Task requirements
Repeat every entry word for word, skipping the pictures.

Stored entries:
- - - - - - -

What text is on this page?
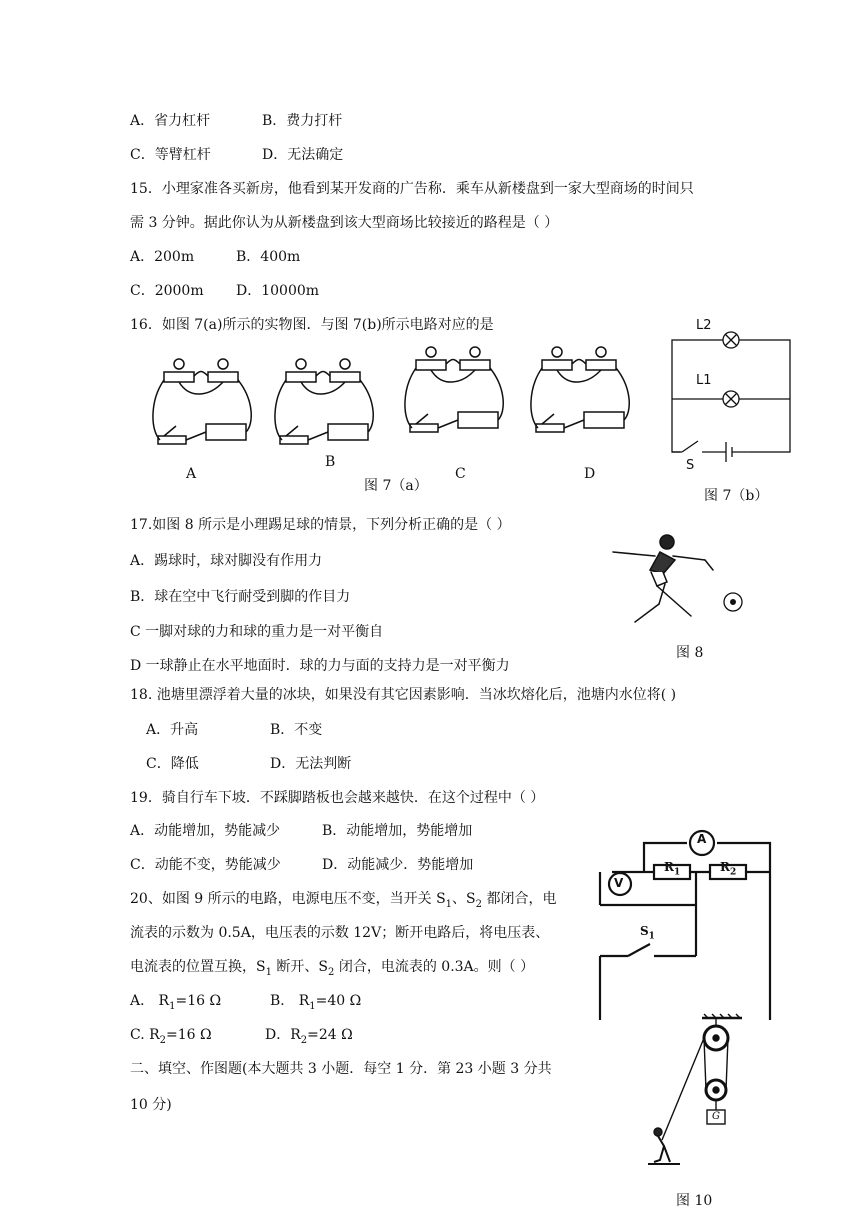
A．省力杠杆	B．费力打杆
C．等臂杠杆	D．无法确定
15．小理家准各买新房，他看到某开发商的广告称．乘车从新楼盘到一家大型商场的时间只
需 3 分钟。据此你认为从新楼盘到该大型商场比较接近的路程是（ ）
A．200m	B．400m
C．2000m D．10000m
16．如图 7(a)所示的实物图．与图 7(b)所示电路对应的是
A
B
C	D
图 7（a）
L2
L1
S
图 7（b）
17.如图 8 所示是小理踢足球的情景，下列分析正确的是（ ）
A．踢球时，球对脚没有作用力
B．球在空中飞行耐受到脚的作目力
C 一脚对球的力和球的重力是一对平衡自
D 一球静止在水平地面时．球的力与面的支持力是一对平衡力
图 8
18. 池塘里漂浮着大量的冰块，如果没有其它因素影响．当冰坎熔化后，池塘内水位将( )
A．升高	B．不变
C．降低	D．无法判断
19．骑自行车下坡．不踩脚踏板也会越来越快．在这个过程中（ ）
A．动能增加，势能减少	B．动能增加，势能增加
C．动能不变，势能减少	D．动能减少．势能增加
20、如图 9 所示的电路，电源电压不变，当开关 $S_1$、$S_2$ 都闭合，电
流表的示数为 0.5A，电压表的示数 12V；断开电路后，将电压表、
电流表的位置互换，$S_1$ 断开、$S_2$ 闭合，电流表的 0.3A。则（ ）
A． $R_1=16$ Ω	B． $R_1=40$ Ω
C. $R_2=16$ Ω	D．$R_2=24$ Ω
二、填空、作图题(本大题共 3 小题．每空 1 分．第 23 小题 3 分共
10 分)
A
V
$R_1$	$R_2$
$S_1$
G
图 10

- - - - - - -

Task result
What text is on this page?
A．省力杠杆	B．费力打杆
C．等臂杠杆	D．无法确定
15．小理家准各买新房，他看到某开发商的广告称．乘车从新楼盘到一家大型商场的时间只
需 3 分钟。据此你认为从新楼盘到该大型商场比较接近的路程是（ ）
A．200m	B．400m
C．2000m D．10000m
16．如图 7(a)所示的实物图．与图 7(b)所示电路对应的是
A
B
C	D
图 7（a）
L2
L1
S
图 7（b）
17.如图 8 所示是小理踢足球的情景，下列分析正确的是（ ）
A．踢球时，球对脚没有作用力
B．球在空中飞行耐受到脚的作目力
C 一脚对球的力和球的重力是一对平衡自
D 一球静止在水平地面时．球的力与面的支持力是一对平衡力
图 8
18. 池塘里漂浮着大量的冰块，如果没有其它因素影响．当冰坎熔化后，池塘内水位将( )
A．升高	B．不变
C．降低	D．无法判断
19．骑自行车下坡．不踩脚踏板也会越来越快．在这个过程中（ ）
A．动能增加，势能减少	B．动能增加，势能增加
C．动能不变，势能减少	D．动能减少．势能增加
20、如图 9 所示的电路，电源电压不变，当开关 $S_1$、$S_2$ 都闭合，电
流表的示数为 0.5A，电压表的示数 12V；断开电路后，将电压表、
电流表的位置互换，$S_1$ 断开、$S_2$ 闭合，电流表的 0.3A。则（ ）
A． $R_1=16$ Ω	B． $R_1=40$ Ω
C. $R_2=16$ Ω	D．$R_2=24$ Ω
二、填空、作图题(本大题共 3 小题．每空 1 分．第 23 小题 3 分共
10 分)
A
V
$R_1$	$R_2$
$S_1$
G
图 10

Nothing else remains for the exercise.